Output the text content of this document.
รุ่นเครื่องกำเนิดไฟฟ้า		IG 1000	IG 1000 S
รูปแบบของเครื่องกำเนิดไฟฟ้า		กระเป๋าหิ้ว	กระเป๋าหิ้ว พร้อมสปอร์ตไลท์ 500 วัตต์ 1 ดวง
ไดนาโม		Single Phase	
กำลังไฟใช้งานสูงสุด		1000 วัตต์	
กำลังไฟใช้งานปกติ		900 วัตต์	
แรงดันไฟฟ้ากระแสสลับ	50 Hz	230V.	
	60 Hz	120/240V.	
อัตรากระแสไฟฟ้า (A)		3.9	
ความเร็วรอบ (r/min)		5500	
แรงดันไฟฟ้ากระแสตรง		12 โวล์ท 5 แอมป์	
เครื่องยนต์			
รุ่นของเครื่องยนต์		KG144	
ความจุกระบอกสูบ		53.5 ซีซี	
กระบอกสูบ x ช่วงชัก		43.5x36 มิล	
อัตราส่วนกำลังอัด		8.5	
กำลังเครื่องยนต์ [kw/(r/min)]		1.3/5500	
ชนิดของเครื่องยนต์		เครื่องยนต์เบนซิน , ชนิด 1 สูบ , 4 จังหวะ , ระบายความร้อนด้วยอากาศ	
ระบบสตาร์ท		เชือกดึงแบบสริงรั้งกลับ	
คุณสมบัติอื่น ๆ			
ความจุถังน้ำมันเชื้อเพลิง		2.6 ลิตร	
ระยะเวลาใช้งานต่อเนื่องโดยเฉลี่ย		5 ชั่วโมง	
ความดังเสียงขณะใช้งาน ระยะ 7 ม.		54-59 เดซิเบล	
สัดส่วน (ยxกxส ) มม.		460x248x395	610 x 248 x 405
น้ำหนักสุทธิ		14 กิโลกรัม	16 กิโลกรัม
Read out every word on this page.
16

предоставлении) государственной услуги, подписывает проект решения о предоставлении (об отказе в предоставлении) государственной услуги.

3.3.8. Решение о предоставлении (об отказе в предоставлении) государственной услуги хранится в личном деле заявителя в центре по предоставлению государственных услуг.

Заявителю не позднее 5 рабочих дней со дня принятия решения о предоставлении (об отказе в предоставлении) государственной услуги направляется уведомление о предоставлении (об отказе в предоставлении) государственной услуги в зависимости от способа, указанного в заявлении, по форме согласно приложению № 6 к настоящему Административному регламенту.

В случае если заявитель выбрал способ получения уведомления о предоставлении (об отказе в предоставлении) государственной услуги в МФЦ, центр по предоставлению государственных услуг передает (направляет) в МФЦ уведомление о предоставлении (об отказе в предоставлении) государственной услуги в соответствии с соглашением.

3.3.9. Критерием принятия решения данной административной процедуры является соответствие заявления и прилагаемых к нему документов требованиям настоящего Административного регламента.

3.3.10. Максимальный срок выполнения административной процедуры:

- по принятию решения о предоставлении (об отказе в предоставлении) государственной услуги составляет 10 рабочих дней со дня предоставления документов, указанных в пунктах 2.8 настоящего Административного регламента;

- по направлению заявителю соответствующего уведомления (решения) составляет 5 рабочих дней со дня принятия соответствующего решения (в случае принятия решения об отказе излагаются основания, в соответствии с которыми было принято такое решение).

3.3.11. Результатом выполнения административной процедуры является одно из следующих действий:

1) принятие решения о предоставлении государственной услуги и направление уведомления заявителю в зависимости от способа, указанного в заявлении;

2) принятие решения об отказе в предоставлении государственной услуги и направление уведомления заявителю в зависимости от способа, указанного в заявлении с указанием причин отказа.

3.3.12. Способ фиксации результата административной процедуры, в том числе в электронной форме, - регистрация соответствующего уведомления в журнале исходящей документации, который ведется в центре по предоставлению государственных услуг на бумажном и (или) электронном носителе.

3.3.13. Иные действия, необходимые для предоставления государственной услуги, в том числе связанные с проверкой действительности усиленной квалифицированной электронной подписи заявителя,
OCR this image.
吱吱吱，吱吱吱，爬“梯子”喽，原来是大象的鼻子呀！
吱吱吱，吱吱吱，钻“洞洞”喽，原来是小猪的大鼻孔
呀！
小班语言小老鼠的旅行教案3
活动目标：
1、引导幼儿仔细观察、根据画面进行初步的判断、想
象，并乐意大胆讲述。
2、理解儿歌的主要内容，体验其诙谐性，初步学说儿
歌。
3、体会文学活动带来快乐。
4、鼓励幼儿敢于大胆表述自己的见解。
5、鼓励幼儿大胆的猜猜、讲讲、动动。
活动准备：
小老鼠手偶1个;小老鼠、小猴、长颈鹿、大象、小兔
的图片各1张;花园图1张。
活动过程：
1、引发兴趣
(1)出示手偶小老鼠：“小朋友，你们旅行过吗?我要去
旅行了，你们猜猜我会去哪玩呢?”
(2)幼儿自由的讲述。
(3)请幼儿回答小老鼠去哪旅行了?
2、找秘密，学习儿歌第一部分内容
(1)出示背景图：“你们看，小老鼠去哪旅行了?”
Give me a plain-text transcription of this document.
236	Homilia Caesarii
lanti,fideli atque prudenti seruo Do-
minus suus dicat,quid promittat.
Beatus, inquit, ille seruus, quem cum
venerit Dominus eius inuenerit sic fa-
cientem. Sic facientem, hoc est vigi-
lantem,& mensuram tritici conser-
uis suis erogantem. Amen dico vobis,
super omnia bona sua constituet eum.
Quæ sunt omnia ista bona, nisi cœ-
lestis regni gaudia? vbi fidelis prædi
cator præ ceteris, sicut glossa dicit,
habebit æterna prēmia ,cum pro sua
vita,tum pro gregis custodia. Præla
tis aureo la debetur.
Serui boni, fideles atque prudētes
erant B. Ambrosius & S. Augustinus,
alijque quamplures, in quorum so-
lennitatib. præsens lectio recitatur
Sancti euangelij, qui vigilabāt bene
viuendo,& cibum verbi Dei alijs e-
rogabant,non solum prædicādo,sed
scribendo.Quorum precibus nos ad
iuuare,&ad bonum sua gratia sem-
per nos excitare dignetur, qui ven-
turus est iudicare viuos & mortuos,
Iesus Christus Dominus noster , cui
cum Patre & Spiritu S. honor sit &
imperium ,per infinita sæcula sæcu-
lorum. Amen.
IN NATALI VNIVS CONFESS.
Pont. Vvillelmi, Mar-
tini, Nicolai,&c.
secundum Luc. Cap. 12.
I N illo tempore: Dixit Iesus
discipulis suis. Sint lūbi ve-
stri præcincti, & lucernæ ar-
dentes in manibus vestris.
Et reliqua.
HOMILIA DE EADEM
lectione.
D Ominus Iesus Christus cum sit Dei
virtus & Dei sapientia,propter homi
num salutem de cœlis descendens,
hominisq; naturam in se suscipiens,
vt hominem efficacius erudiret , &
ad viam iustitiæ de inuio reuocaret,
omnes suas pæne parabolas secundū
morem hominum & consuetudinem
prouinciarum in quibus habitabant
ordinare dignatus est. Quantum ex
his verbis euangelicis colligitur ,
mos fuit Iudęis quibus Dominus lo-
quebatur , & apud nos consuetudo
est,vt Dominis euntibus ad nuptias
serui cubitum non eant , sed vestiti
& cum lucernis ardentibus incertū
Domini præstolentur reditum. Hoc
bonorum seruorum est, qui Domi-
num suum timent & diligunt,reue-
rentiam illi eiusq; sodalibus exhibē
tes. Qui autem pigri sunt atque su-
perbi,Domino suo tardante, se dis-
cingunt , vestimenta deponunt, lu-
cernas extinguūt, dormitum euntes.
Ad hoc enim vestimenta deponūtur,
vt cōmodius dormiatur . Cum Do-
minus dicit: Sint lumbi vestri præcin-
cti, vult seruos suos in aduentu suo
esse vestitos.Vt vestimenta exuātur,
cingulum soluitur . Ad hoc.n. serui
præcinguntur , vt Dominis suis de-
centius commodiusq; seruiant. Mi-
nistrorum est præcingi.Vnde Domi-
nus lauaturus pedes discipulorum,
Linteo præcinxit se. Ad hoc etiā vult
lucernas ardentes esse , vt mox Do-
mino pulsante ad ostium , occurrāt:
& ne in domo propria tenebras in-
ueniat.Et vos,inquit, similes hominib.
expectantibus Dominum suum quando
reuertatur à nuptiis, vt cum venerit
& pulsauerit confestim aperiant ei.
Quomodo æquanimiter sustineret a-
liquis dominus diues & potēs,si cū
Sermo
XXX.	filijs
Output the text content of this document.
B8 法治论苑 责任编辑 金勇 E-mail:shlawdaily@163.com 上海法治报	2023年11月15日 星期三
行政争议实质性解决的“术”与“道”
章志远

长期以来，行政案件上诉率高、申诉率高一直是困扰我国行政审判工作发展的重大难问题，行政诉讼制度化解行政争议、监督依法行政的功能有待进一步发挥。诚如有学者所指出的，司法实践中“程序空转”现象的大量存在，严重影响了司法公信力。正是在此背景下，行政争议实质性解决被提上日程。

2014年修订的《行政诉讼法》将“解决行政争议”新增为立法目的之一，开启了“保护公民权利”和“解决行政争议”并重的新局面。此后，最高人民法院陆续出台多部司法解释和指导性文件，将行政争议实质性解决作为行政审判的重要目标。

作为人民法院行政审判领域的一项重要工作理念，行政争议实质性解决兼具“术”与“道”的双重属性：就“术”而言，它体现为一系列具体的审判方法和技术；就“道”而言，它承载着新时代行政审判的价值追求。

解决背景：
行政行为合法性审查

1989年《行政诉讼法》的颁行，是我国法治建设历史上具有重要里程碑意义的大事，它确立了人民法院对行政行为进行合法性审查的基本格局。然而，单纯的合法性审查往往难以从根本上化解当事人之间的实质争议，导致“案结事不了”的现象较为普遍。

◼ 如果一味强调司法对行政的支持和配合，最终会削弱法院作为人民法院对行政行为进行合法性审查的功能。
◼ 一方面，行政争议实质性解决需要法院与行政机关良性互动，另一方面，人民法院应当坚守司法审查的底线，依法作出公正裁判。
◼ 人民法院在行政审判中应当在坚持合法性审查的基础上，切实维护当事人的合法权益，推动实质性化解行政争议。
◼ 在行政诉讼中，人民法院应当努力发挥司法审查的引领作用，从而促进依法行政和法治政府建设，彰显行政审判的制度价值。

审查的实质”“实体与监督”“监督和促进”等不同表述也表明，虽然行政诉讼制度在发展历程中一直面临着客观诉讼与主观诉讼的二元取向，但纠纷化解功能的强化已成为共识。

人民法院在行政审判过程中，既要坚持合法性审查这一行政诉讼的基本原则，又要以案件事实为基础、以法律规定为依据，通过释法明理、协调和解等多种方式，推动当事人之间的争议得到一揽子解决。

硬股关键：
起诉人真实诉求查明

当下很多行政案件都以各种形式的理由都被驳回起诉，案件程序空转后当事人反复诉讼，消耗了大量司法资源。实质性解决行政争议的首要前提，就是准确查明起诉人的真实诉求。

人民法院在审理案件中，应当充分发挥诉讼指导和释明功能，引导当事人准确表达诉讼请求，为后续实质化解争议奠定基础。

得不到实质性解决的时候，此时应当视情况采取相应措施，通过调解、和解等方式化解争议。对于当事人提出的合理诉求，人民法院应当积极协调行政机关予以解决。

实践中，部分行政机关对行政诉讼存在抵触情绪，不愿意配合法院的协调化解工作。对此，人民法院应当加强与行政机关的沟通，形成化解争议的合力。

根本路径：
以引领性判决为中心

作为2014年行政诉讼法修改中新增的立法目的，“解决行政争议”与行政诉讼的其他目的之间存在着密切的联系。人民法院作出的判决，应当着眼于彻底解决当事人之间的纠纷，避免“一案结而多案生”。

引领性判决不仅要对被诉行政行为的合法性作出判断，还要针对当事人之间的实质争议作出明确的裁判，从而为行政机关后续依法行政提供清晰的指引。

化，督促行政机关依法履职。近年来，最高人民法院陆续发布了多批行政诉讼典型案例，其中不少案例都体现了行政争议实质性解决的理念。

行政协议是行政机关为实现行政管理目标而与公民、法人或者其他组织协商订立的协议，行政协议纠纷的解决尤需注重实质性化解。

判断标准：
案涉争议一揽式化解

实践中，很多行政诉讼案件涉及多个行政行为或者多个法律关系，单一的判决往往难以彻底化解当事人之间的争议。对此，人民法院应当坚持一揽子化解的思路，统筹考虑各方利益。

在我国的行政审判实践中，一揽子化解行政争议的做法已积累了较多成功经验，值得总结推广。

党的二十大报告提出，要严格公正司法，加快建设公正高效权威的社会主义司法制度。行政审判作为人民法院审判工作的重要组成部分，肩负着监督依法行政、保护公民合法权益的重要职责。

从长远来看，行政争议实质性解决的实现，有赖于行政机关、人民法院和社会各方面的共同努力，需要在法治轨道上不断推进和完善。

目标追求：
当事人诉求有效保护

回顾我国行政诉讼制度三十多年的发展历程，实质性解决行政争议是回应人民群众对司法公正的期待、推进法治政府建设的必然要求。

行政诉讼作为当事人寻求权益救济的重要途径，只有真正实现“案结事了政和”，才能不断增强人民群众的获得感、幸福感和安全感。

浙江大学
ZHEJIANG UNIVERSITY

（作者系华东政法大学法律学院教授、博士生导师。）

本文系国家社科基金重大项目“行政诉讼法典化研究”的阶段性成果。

Written problem: What number of lines in the records contain the word "กระบอกส"? Answer with that number alone.

Full solution: 2